EXERCISE PROMPT: Take from the listing each line that has the string "this".

Records from a collection
--
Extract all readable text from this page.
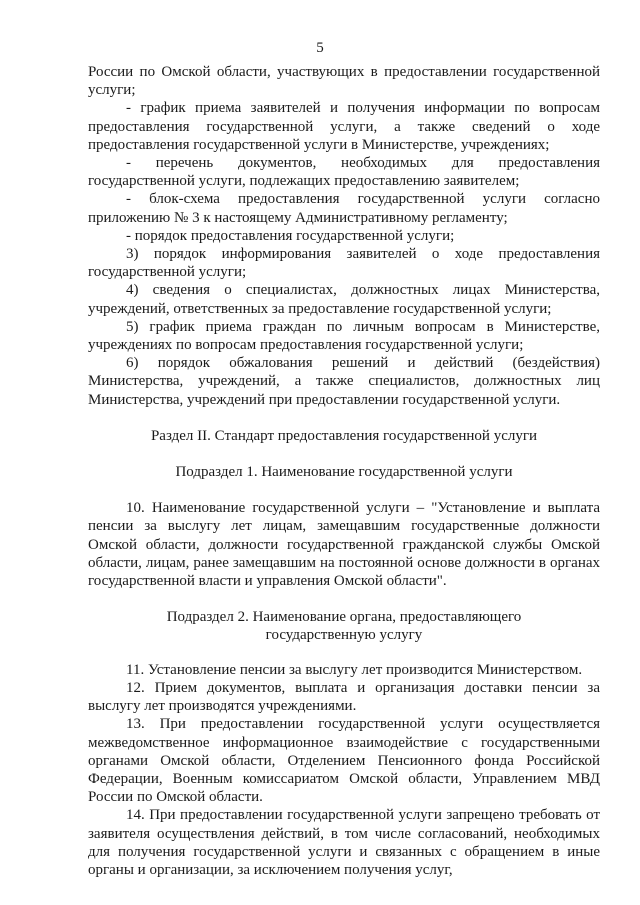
5

России по Омской области, участвующих в предоставлении государственной услуги;

- график приема заявителей и получения информации по вопросам предоставления государственной услуги, а также сведений о ходе предоставления государственной услуги в Министерстве, учреждениях;

- перечень документов, необходимых для предоставления государственной услуги, подлежащих предоставлению заявителем;

- блок-схема предоставления государственной услуги согласно приложению № 3 к настоящему Административному регламенту;

- порядок предоставления государственной услуги;

3) порядок информирования заявителей о ходе предоставления государственной услуги;

4) сведения о специалистах, должностных лицах Министерства, учреждений, ответственных за предоставление государственной услуги;

5) график приема граждан по личным вопросам в Министерстве, учреждениях по вопросам предоставления государственной услуги;

6) порядок обжалования решений и действий (бездействия) Министерства, учреждений, а также специалистов, должностных лиц Министерства, учреждений при предоставлении государственной услуги.

Раздел II. Стандарт предоставления государственной услуги

Подраздел 1. Наименование государственной услуги

10. Наименование государственной услуги – "Установление и выплата пенсии за выслугу лет лицам, замещавшим государственные должности Омской области, должности государственной гражданской службы Омской области, лицам, ранее замещавшим на постоянной основе должности в органах государственной власти и управления Омской области".

Подраздел 2. Наименование органа, предоставляющего

государственную услугу

11. Установление пенсии за выслугу лет производится Министерством.

12. Прием документов, выплата и организация доставки пенсии за выслугу лет производятся учреждениями.

13. При предоставлении государственной услуги осуществляется межведомственное информационное взаимодействие с государственными органами Омской области, Отделением Пенсионного фонда Российской Федерации, Военным комиссариатом Омской области, Управлением МВД России по Омской области.

14. При предоставлении государственной услуги запрещено требовать от заявителя осуществления действий, в том числе согласований, необходимых для получения государственной услуги и связанных с обращением в иные органы и организации, за исключением получения услуг,
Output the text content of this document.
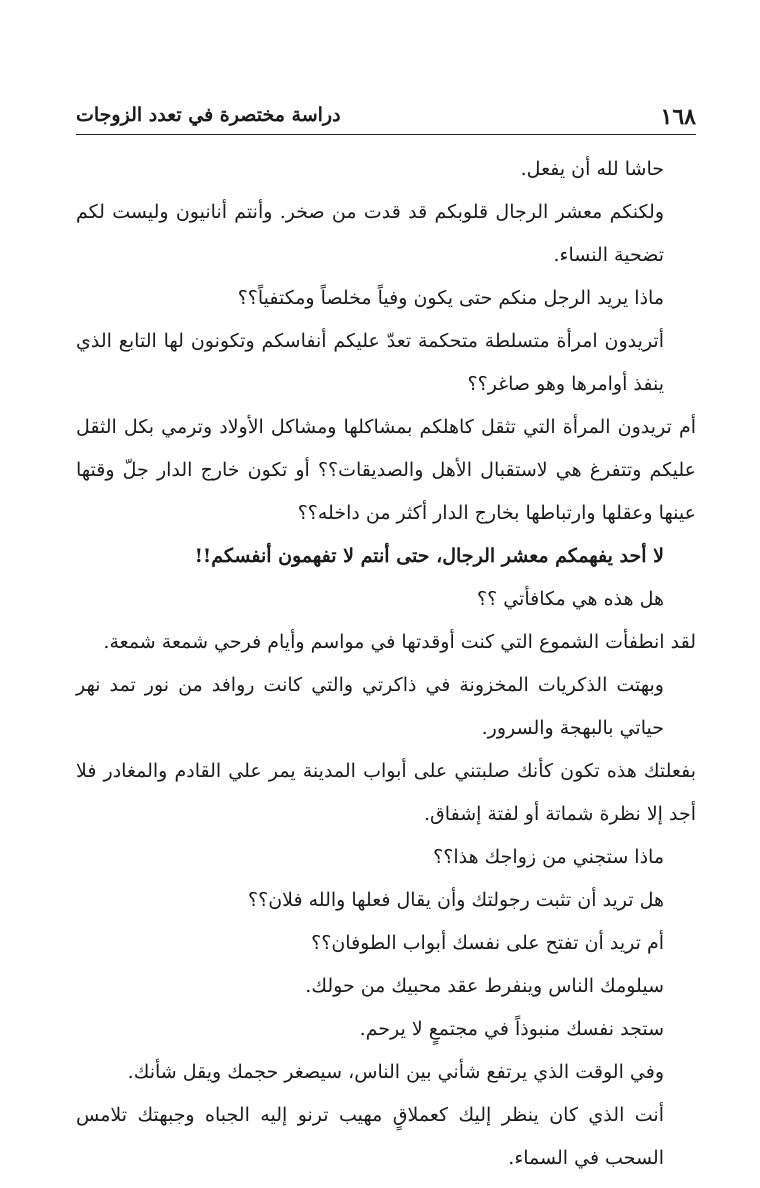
١٦٨
دراسة مختصرة في تعدد الزوجات

حاشا لله أن يفعل.

ولكنكم معشر الرجال قلوبكم قد قدت من صخر. وأنتم أنانيون وليست لكم تضحية النساء.

ماذا يريد الرجل منكم حتى يكون وفياً مخلصاً ومكتفياً؟؟

أتريدون امرأة متسلطة متحكمة تعدّ عليكم أنفاسكم وتكونون لها التابع الذي ينفذ أوامرها وهو صاغر؟؟

أم تريدون المرأة التي تثقل كاهلكم بمشاكلها ومشاكل الأولاد وترمي بكل الثقل عليكم وتتفرغ هي لاستقبال الأهل والصديقات؟؟ أو تكون خارج الدار جلّ وقتها عينها وعقلها وارتباطها بخارج الدار أكثر من داخله؟؟

لا أحد يفهمكم معشر الرجال، حتى أنتم لا تفهمون أنفسكم!!

هل هذه هي مكافأتي ؟؟

لقد انطفأت الشموع التي كنت أوقدتها في مواسم وأيام فرحي شمعة شمعة.

وبهتت الذكريات المخزونة في ذاكرتي والتي كانت روافد من نور تمد نهر حياتي بالبهجة والسرور.

بفعلتك هذه تكون كأنك صلبتني على أبواب المدينة يمر علي القادم والمغادر فلا أجد إلا نظرة شماتة أو لفتة إشفاق.

ماذا ستجني من زواجك هذا؟؟

هل تريد أن تثبت رجولتك وأن يقال فعلها والله فلان؟؟

أم تريد أن تفتح على نفسك أبواب الطوفان؟؟

سيلومك الناس وينفرط عقد محبيك من حولك.

ستجد نفسك منبوذاً في مجتمعٍ لا يرحم.

وفي الوقت الذي يرتفع شأني بين الناس، سيصغر حجمك ويقل شأنك.

أنت الذي كان ينظر إليك كعملاقٍ مهيب ترنو إليه الجباه وجبهتك تلامس السحب في السماء.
--
ANSWER:
Extract all readable text from this page.
Output the text content of this document.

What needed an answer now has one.